**SELECTED EXTRACT**
<<<<

Sujatha P Blackstone
Feeling superior about themselves than their partner.
Sreelakshmi
పెళ్లికి ముందు అమ్మాయి లేదా అబ్బాయిలకు ఉన్న మెంటల్ లేదా ఫిజికల్ ఆరోగ్య సమస్యలను దాచి పెట్టడం. అబద్ధాలు, అనుమానాలు, ఆధిపత్య ధోరణి, అహంకారం. కుటుంబంలో ఈ మధ్య కాలంలో అత్త, ఆడపడుచుల ఆధిపత్య ధోరణి కొత్తగా వెళ్లైన అమ్మాయిలకు చాలా ఇబ్బందిగా ఉంటోంది. ఆ సమయంలో తన భర్త సపోర్ట్ చాలా అవసరం. అలా లేని సందర్భంలో గొడవలు వస్తున్నాయి. అవి విడాకులకు కారణమవుతున్నాయి.
Durga Swathi
I feel that money and job are the main factors. And also the family background of both families should be liked by each other. I saw a husband harassing his wife for getting a highly paid job. He treats his wife as an earning machine.
Harini
Missing any of the below points between the couples may lead to divorce 1. One of them or both not open to communication 2. Prolonged fights for weeks, months which will eventually build gap between the couples 3. Not having respect and care for each other 4. Not having agreeable sex intimacy
Madhu
Egos, comparisons, misunderstandings and not respecting each other views. These are main points to consider
Ramakrishna Yarakala
Age gap, lack of perfect understanding, superiority complex, maintenance of elder parents vice versa finally illegal human relations vice versa.
NAGESWARA RAO SARVA
1) Chadilu vinatam adi nammatam - acharinchatam 2) Money - bhagaswamiki teliyakunda money karchu pettatam / leda vere vallaki ivvatam. 3) Communication problem - wife and husband sariga communicate chesukoka povatam
Ramesh
No time to each other
రాధిక
Money, and communication, no time
Raghu
They have no time for each other, and communication.

>>>>

**EXCERPTED RECORDS**

<<<<

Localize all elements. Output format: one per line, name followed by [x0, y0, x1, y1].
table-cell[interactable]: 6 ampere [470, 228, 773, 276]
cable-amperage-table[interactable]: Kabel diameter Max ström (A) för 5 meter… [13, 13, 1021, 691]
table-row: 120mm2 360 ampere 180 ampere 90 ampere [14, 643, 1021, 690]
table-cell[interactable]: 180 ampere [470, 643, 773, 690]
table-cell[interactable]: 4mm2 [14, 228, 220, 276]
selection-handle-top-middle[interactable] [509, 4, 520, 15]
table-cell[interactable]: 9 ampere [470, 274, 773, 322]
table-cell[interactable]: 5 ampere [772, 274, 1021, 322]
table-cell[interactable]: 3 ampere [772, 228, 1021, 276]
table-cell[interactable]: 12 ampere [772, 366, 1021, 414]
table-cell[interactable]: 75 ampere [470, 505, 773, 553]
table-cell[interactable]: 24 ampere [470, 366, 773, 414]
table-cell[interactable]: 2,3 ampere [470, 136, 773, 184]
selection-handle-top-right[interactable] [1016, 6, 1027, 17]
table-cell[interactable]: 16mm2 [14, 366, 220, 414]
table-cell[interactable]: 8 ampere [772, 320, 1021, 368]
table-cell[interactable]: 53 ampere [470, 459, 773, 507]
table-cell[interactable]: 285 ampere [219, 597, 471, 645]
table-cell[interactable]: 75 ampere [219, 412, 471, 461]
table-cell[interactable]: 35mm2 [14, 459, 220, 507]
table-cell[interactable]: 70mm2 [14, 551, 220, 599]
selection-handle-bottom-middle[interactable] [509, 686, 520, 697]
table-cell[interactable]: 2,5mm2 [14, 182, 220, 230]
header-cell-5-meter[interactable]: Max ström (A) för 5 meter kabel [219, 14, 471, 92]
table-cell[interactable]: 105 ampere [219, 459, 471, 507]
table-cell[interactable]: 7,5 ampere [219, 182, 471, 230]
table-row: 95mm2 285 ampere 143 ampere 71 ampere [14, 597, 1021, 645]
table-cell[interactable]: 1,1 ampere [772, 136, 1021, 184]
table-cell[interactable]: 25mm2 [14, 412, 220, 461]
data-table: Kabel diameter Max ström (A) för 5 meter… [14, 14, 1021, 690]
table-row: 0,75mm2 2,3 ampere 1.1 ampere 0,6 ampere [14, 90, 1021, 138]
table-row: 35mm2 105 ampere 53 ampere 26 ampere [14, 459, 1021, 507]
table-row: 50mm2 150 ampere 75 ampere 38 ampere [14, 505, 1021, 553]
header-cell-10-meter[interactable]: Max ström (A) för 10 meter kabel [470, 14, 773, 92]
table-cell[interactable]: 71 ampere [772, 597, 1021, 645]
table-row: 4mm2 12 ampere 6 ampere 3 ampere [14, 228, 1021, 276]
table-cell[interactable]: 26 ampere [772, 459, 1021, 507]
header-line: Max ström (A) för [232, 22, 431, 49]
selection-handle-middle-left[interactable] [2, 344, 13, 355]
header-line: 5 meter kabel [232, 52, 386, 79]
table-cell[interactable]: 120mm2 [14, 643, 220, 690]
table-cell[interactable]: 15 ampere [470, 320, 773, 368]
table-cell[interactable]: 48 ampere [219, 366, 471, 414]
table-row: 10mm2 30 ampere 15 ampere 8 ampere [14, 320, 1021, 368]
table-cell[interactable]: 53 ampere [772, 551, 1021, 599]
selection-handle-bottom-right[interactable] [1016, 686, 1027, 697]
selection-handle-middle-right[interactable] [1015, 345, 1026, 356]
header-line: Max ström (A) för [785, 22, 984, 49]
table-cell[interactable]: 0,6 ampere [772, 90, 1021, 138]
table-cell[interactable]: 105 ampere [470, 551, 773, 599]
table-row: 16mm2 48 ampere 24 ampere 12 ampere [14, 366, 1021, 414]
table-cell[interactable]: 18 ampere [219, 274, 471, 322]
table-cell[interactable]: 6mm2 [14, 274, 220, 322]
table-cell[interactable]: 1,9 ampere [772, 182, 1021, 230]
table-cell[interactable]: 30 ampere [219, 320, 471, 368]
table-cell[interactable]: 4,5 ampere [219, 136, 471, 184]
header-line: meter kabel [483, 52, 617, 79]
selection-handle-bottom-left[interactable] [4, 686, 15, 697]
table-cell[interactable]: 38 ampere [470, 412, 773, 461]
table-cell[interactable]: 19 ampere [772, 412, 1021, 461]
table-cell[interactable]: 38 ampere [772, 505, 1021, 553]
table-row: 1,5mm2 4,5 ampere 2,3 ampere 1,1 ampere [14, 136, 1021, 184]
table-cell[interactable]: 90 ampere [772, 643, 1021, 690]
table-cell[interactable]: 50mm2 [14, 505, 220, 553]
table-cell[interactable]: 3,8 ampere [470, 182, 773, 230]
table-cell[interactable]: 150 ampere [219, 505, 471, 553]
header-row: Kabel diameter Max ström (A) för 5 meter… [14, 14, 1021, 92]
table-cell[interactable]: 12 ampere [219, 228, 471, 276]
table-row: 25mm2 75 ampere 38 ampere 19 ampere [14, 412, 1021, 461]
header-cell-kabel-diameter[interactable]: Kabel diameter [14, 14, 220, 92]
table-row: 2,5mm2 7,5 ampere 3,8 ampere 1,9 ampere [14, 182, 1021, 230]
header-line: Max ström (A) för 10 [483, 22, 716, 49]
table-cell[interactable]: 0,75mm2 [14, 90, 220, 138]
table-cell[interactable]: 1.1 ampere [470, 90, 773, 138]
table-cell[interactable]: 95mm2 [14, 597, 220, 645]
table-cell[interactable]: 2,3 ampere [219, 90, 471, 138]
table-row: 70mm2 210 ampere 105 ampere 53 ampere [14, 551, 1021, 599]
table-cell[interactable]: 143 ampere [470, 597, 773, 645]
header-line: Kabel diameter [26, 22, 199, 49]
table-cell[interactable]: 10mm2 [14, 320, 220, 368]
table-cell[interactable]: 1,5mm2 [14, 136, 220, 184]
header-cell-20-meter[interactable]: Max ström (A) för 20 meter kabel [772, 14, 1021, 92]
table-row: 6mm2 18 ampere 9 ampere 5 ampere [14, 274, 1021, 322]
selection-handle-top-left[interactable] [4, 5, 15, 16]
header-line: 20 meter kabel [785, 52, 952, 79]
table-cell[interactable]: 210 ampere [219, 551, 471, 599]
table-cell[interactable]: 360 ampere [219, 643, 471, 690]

>>>>

**REQUEST 1**
In the comments on causes of divorce, reproduce the passage from "Durga Swathi" to "an earning machine.", changing "earning machine" to "cash machine".
**REQUEST 2**
In the comments on causes of divorce, which two things does Durga Swathi name as the main factors?
**REQUEST 3**
Extend the comments on causes of divorce with the next part.

**WRITTEN REPLY 1**
Durga Swathi
I feel that money and job are the main factors. And also the family background of both families should be liked by each other. I saw a husband harassing his wife for getting a highly paid job. He treats his wife as an cash machine.

**WRITTEN REPLY 2**
Money and job.

**WRITTEN REPLY 3**
Ramya
ఒకరి గురించి ఒకరు తెలుసుకోవాలనె తాపత్రయం. In Life, everything should be slow & study. How we accept our parents, our body, or face. We need to accept our life partner, on slowly you will find a good person him/her.
$h!v@
not able to understand situation and allowing third person, either wife side nor husband side. This is the main reason.
రాంబాబు యన్
ego, male domination, jelous, and impatience
A VAIDEHI
Mainly misunderstanding, ego, impatience and male domination ( if he is in higher position rather than her wife )
A VAIDEHI
Ego factors major reason for split these days. One of the partners must adjust which is lacking nowadays. Larger impacts of divorce, couples not able to understand.
Bhanu Chandar Pilli
Communication problem
Rasi
1. Domination of partner family members. 2. not respecting individual professions and career growth 3. comparing with others.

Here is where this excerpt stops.